▶ [Exercise aim]: Take every line from the listing below that includes "الكاتب" and copy it.

(A block of data)
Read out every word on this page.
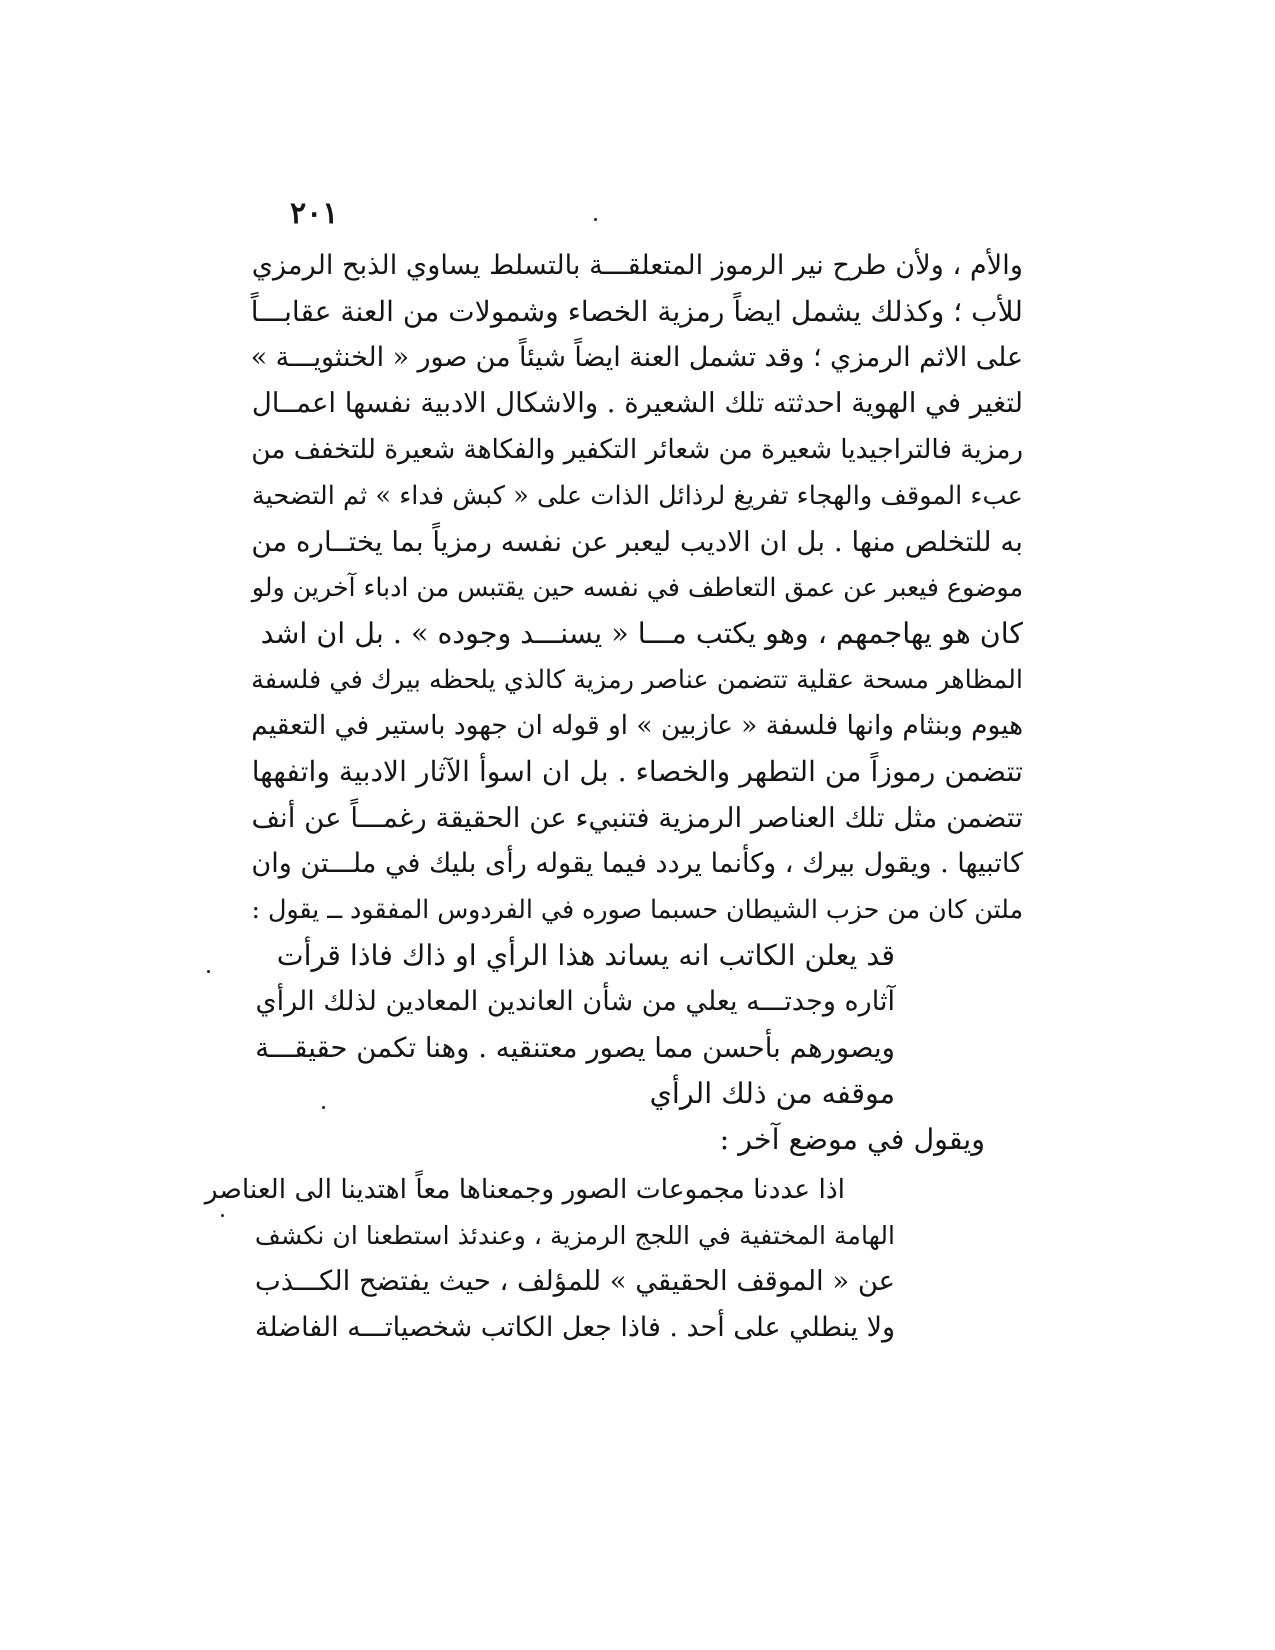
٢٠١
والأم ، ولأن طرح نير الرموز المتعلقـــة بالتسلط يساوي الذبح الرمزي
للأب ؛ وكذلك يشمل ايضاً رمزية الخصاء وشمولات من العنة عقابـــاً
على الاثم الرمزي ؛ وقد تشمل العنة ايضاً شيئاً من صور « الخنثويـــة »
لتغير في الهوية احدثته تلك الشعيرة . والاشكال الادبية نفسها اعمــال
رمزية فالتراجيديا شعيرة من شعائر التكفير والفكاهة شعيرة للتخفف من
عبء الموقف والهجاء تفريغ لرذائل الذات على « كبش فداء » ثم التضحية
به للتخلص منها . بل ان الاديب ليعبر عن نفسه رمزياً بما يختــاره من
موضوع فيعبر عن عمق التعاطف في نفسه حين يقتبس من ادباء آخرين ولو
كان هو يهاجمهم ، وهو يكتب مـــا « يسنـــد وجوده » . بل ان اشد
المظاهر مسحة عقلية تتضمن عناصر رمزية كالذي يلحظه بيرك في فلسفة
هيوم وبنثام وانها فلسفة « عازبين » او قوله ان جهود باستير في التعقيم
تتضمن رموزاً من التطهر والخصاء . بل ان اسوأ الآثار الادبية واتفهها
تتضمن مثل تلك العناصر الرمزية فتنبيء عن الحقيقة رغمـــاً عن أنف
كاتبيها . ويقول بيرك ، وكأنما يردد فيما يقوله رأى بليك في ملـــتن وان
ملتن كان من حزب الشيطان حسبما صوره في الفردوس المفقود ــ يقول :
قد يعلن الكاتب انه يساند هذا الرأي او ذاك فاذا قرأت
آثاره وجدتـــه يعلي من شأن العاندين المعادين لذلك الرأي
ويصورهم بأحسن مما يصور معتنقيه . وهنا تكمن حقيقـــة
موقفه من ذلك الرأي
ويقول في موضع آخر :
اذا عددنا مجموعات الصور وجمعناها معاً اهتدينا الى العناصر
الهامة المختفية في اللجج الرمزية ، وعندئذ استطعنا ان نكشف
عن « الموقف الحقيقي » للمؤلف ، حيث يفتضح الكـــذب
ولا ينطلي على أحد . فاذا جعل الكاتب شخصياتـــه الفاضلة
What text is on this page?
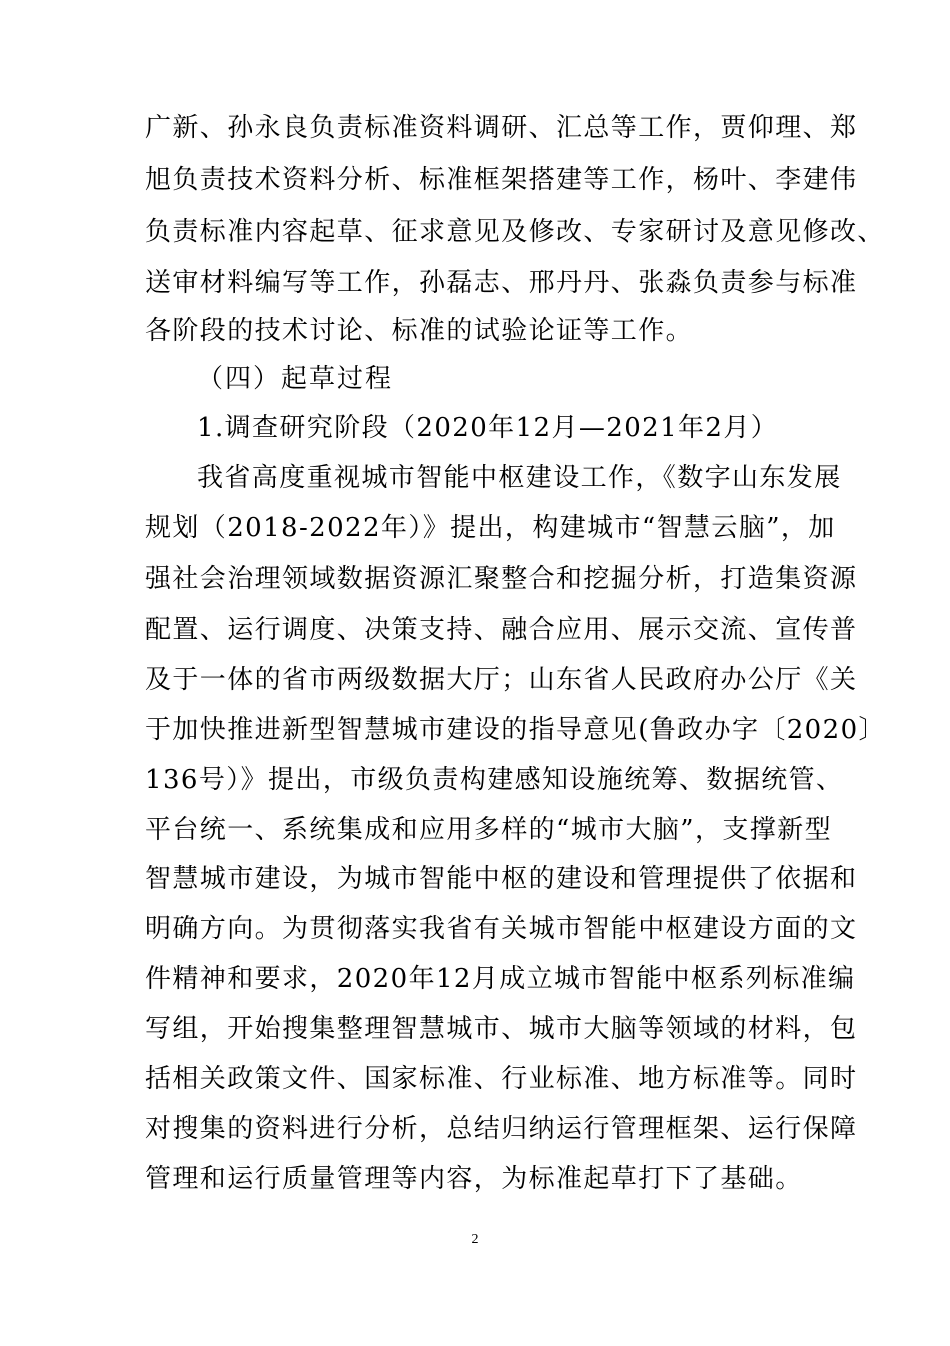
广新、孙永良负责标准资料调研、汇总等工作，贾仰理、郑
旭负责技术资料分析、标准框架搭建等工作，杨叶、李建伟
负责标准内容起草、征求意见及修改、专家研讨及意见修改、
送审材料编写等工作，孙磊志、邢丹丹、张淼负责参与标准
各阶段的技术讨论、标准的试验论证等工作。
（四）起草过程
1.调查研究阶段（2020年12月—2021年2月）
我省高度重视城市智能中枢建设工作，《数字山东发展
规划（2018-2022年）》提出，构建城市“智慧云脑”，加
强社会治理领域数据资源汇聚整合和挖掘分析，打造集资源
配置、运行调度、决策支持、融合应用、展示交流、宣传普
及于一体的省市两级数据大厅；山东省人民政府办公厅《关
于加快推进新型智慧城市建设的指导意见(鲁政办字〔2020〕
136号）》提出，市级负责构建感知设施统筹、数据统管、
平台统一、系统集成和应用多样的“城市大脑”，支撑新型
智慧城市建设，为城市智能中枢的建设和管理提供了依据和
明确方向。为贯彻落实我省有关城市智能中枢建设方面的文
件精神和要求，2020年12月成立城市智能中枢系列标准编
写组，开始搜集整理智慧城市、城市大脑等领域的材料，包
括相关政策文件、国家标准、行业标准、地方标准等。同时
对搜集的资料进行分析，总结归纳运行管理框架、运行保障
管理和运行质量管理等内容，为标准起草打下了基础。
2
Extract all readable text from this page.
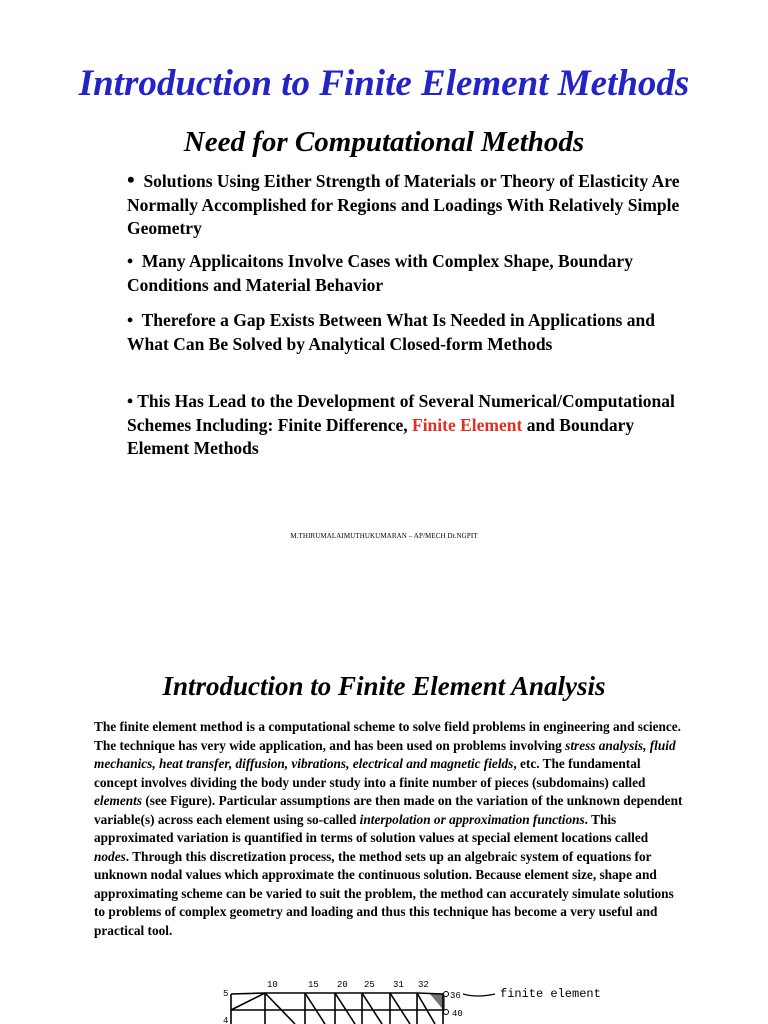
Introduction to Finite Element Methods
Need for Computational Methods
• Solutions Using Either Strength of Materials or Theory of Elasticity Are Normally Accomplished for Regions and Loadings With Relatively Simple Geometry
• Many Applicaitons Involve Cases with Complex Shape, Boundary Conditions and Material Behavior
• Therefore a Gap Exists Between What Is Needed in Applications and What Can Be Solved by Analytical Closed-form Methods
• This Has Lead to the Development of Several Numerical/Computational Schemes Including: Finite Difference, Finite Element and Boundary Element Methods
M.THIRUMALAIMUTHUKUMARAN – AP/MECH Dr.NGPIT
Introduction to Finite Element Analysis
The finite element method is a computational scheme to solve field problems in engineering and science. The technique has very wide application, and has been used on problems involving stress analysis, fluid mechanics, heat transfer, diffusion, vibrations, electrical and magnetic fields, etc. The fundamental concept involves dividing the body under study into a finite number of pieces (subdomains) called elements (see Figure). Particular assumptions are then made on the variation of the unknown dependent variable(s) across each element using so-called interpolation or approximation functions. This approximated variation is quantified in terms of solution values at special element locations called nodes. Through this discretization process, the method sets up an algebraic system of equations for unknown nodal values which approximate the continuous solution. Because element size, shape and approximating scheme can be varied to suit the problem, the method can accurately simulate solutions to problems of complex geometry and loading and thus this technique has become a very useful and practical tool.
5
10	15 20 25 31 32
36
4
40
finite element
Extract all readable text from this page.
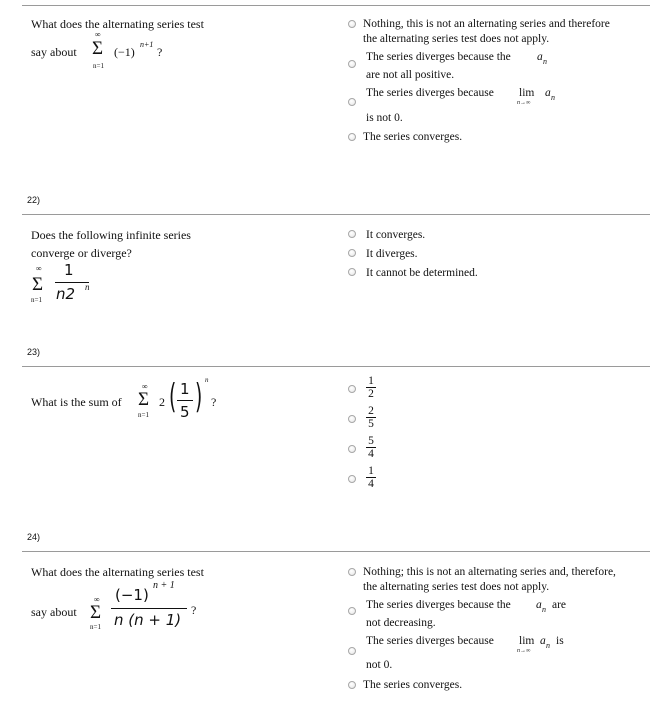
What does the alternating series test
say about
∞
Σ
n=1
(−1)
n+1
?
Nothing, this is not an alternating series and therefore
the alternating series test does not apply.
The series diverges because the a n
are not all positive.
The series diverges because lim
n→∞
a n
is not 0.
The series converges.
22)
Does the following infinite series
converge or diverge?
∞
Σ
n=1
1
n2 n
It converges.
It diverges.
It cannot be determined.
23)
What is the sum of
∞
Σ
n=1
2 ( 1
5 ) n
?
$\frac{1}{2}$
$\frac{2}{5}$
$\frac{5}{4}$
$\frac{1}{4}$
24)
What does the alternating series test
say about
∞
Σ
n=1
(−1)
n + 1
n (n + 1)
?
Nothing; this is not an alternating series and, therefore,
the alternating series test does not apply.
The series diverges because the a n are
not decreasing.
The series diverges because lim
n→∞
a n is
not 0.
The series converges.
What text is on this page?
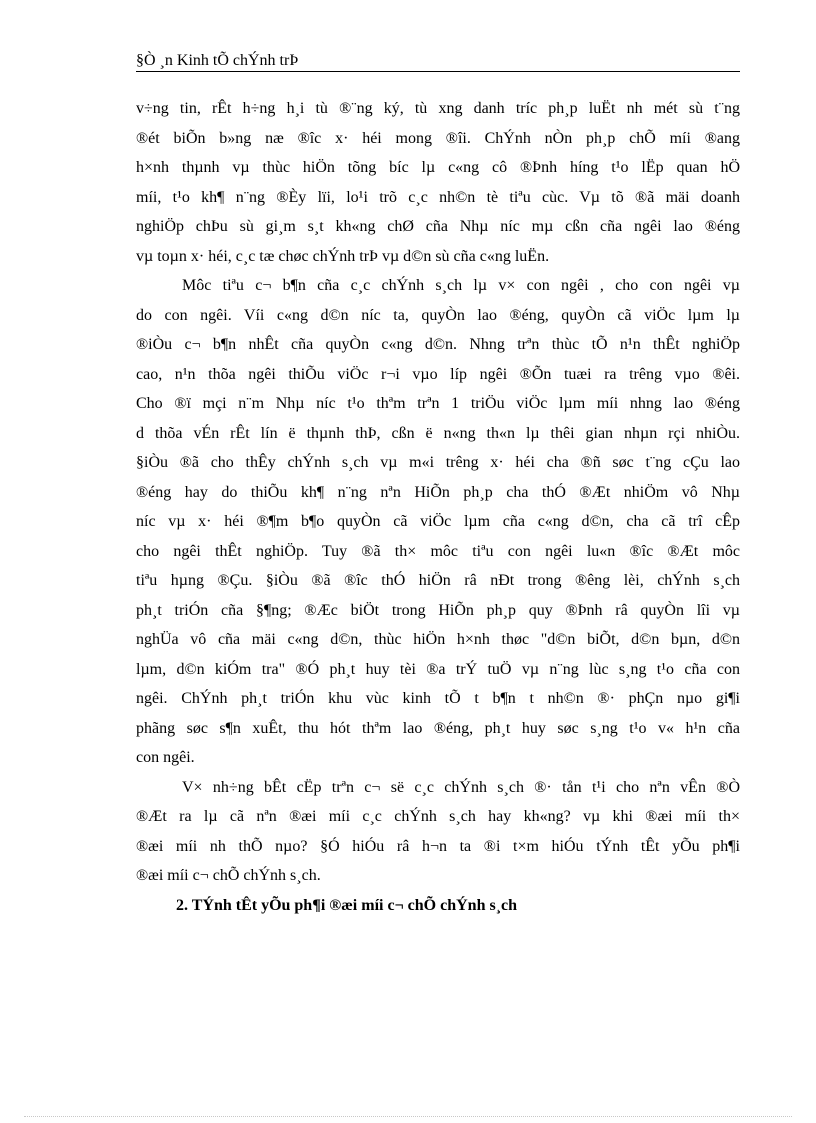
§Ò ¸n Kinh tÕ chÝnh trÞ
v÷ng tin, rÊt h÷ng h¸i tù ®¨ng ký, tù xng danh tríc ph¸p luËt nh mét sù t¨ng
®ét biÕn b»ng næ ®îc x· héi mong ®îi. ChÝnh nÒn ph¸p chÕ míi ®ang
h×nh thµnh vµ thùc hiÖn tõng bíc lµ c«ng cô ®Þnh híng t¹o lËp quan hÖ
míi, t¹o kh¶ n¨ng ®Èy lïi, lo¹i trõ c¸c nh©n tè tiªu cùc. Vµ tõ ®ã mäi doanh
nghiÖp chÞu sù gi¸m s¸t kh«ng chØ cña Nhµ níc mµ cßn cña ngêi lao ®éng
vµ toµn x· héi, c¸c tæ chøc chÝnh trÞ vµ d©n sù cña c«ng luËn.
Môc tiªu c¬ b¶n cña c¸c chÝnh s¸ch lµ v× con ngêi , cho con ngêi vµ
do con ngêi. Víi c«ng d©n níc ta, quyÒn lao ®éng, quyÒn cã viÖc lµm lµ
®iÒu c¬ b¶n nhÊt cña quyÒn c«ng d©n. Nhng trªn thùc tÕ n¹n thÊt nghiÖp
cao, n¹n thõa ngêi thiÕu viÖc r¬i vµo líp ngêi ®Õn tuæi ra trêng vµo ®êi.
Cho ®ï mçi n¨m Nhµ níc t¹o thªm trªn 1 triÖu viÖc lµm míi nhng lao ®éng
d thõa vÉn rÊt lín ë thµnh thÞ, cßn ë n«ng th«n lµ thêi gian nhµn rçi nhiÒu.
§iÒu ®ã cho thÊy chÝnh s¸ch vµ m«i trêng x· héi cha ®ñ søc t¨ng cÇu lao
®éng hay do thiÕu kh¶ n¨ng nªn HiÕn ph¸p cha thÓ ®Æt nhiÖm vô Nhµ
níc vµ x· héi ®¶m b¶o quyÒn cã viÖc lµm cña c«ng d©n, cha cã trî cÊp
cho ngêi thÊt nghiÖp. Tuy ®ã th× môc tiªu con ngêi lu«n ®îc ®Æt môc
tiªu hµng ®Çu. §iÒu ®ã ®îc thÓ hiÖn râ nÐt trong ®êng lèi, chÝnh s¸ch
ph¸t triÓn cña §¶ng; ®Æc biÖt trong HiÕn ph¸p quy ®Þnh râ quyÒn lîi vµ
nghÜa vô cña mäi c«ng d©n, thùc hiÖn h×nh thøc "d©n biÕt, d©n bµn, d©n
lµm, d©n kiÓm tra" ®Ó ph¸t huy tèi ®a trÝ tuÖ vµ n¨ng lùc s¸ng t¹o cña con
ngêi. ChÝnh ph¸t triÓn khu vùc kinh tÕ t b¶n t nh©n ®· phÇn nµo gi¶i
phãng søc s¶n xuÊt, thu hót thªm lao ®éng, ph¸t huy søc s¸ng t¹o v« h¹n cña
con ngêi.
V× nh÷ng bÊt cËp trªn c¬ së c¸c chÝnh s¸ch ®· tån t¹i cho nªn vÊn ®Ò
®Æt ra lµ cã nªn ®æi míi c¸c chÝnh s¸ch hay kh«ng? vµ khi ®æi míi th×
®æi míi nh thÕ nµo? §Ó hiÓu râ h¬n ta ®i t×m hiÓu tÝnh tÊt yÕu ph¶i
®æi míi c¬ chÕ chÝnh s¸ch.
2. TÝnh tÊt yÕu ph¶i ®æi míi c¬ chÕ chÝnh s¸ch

▶ [Result of the task]:
قد يعلن الكاتب انه يساند هذا الرأي او ذاك فاذا قرأت
ولا ينطلي على أحد . فاذا جعل الكاتب شخصياتـــه الفاضلة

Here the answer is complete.